Stored items from a collection
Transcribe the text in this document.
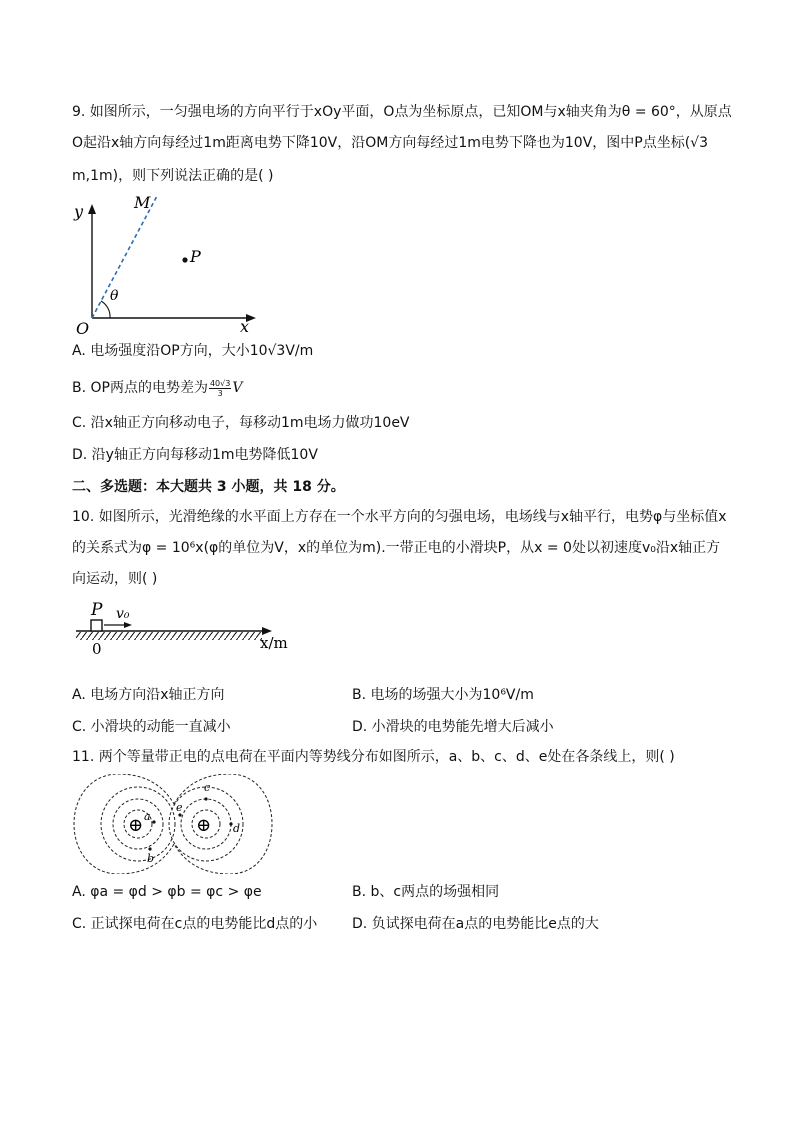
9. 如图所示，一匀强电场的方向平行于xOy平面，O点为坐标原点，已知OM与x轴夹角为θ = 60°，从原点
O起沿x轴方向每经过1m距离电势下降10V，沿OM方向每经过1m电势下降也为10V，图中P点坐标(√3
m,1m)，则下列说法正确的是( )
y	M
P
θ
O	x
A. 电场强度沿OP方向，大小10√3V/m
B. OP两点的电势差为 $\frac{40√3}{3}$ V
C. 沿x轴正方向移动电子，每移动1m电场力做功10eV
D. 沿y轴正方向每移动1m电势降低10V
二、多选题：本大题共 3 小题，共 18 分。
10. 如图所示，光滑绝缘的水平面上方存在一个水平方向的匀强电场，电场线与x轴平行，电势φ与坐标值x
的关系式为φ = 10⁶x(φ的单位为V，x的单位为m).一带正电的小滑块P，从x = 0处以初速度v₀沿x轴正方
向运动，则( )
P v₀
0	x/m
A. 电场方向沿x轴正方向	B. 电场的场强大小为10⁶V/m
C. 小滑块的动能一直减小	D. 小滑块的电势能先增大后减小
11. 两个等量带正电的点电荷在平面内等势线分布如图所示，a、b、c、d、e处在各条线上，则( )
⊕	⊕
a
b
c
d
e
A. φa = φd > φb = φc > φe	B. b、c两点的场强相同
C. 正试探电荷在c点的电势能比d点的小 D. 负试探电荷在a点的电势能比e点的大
* * *
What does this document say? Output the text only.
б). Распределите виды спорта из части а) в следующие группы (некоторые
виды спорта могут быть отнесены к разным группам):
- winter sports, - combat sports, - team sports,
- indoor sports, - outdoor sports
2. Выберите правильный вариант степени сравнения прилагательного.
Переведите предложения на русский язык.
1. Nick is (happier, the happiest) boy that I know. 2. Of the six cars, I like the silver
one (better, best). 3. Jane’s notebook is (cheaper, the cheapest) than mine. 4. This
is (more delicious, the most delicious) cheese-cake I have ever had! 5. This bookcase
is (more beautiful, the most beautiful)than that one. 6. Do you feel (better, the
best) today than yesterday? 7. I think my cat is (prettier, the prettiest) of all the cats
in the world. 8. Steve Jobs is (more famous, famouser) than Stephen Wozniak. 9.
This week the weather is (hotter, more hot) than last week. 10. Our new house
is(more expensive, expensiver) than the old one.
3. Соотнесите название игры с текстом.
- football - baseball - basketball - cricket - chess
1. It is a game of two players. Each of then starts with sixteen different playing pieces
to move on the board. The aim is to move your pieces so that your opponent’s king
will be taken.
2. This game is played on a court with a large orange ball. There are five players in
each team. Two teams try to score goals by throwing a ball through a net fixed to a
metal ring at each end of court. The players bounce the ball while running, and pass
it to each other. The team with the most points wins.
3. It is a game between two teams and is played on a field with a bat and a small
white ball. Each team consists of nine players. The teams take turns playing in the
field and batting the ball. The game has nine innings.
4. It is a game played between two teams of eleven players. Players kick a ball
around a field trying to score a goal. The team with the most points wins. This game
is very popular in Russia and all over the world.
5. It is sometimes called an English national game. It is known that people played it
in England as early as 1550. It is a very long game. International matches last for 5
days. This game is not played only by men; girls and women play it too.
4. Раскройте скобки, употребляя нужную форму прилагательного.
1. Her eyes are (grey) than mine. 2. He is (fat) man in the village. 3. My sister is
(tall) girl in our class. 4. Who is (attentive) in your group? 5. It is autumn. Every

* [Directions]: Determine how many lines of this listing contain "спорта", and give only the number.

* [Exercise output]: 2